PROBLEM DETAILS:
Scan the data for lines with "erstelle" and report the count by itself.

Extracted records
------------------------------------

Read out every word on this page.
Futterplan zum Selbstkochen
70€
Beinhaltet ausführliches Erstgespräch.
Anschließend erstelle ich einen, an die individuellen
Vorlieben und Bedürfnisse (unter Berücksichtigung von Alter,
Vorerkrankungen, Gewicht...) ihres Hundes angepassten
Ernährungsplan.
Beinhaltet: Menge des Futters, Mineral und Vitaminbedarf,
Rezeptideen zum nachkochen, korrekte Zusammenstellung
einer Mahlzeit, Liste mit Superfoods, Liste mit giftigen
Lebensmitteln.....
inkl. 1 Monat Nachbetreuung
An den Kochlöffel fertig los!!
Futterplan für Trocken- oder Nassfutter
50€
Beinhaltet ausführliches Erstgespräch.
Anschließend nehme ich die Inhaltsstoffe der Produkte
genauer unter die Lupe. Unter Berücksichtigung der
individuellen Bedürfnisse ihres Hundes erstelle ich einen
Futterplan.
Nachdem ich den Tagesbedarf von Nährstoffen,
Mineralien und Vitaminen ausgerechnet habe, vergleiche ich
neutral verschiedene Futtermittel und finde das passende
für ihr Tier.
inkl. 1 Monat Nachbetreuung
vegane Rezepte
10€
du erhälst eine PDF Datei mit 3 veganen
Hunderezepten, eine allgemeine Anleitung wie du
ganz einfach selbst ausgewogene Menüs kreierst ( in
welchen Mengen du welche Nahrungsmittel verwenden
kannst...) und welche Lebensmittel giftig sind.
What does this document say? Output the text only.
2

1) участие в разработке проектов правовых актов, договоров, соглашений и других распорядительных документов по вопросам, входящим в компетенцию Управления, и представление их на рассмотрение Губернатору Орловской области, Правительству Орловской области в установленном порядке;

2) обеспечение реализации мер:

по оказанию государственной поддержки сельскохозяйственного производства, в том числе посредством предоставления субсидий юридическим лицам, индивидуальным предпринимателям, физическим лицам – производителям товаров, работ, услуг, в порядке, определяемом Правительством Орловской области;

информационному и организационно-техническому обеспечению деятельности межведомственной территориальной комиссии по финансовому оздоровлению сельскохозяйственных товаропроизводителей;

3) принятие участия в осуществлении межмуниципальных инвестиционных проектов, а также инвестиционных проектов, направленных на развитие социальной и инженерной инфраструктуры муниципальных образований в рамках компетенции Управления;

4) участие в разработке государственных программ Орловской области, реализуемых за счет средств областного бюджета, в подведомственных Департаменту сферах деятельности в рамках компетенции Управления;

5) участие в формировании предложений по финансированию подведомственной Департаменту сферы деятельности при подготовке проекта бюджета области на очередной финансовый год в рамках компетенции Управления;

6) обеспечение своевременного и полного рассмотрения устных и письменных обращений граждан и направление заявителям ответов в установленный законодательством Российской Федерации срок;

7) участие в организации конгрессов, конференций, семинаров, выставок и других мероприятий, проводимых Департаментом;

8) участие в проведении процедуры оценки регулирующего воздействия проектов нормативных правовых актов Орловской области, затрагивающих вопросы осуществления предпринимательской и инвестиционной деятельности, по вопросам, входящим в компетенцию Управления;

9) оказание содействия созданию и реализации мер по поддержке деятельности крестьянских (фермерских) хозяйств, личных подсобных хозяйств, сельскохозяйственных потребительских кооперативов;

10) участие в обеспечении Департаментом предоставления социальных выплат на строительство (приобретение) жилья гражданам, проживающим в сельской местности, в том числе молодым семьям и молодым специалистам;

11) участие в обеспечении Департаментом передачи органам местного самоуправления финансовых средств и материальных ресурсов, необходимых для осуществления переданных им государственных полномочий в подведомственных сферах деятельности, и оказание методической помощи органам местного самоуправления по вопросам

------------------------------------

RESULT BELOW:
2